TASK LIST
[A] Name every person the Gone Fishing passage mentions by name.
[B] According to the Gone Fishing passage, what illness kept Mortimer from the trip?
[C] Reproduce the part of the Gone Fishing passage that starts at "In his place, Mortimer" and ends at "respective heart problems.".

SELECTED PASSAGE
Segment Open

In the forthcoming penultimate episode of series six, Mortimer, 64, calls his costar Paul Whitehouse, 65, to let him know that he can’t make the trip due to illness.
In his place, Mortimer has arranged for fellow comedian Lee Mack, 55, to fill in. The fishing then takes place on the tidal outcrop of Burgh Island on the south coast of Devon.
Whitehouse elaborated on the Mortimer’s absence on BBC One’s Morning Live on Friday.
“Bob wasn’t very well, he’s had shingles, and he wasn’t very well, he’s alright now and he’s able to come back to the next episode,” the Harry & Paul star said.
“But he lines up a replacement, a substitute, how can anyone be a substitute for Robert Mortimer?”
Gone Fishing follows the pair of comedians on various fishing trips around the UK as the pair discuss their respective heart problems.
Mortimer had a triple heart bypass operation in 2015 after he was diagnosed with coronary heart disease. Whitehouse, who was also diagnosed with heart disease, has had three stents inserted to help widen his coronary arteries.
The series was born when Whitehouse, who has known Mortimer for over 30 years, invited his longtime friend fishing to get him out of the house after his heart surgery.

Segment Closed

Page segmentation data

Segment Open

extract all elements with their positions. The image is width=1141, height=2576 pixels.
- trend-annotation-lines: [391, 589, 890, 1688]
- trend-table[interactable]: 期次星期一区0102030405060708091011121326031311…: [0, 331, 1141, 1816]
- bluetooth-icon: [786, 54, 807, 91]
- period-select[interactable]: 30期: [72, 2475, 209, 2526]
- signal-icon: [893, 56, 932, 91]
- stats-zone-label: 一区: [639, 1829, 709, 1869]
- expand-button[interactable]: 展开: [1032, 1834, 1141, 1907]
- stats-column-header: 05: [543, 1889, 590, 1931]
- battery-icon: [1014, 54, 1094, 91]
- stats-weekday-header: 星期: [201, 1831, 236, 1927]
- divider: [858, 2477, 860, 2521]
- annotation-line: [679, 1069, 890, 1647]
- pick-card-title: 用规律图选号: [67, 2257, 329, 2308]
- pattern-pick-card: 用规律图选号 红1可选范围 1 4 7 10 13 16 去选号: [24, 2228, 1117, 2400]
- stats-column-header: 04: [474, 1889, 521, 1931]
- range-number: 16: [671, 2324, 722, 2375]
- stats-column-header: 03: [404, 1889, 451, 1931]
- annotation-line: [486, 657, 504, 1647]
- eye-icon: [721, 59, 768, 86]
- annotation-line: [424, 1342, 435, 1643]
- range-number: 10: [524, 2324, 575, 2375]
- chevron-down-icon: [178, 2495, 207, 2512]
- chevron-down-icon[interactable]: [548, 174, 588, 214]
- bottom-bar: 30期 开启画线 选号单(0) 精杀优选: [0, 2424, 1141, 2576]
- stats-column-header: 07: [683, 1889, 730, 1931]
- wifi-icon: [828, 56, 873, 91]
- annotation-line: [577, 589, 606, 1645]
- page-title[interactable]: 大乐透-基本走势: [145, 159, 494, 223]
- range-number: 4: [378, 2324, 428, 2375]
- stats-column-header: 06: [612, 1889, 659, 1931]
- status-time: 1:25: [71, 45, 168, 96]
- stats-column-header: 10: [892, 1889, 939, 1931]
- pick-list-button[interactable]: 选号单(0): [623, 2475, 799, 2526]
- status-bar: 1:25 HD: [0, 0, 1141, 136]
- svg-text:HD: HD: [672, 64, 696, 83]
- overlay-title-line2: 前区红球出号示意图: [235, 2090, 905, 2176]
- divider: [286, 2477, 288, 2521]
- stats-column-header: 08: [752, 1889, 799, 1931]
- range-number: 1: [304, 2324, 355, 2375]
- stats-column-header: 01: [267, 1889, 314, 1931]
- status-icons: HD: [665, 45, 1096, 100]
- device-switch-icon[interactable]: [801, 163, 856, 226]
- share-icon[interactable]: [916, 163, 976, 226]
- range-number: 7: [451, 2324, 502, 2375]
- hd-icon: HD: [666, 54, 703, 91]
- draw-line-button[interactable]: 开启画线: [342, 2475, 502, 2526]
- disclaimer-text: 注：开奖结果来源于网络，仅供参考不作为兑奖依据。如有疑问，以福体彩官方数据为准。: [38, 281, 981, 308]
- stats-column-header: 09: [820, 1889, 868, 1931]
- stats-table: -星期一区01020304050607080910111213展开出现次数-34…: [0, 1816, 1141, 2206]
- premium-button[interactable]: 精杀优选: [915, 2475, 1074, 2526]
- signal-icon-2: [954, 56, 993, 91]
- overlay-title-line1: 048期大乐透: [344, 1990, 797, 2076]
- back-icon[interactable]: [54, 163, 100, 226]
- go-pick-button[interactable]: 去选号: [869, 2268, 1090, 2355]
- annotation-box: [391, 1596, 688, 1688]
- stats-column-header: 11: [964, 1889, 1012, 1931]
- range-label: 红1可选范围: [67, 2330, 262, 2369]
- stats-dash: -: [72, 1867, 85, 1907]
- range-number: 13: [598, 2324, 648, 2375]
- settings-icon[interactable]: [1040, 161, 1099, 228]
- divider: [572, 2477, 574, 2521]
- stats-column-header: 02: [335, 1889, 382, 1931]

Segment Closed

PROBLEM SOLUTIONS
[A] Bob Mortimer, Paul Whitehouse, Lee Mack

[B] Shingles.

[C]
In his place, Mortimer has arranged for fellow comedian Lee Mack, 55, to fill in. The fishing then takes place on the tidal outcrop of Burgh Island on the south coast of Devon.
Whitehouse elaborated on the Mortimer’s absence on BBC One’s Morning Live on Friday.
“Bob wasn’t very well, he’s had shingles, and he wasn’t very well, he’s alright now and he’s able to come back to the next episode,” the Harry & Paul star said.
“But he lines up a replacement, a substitute, how can anyone be a substitute for Robert Mortimer?”
Gone Fishing follows the pair of comedians on various fishing trips around the UK as the pair discuss their respective heart problems.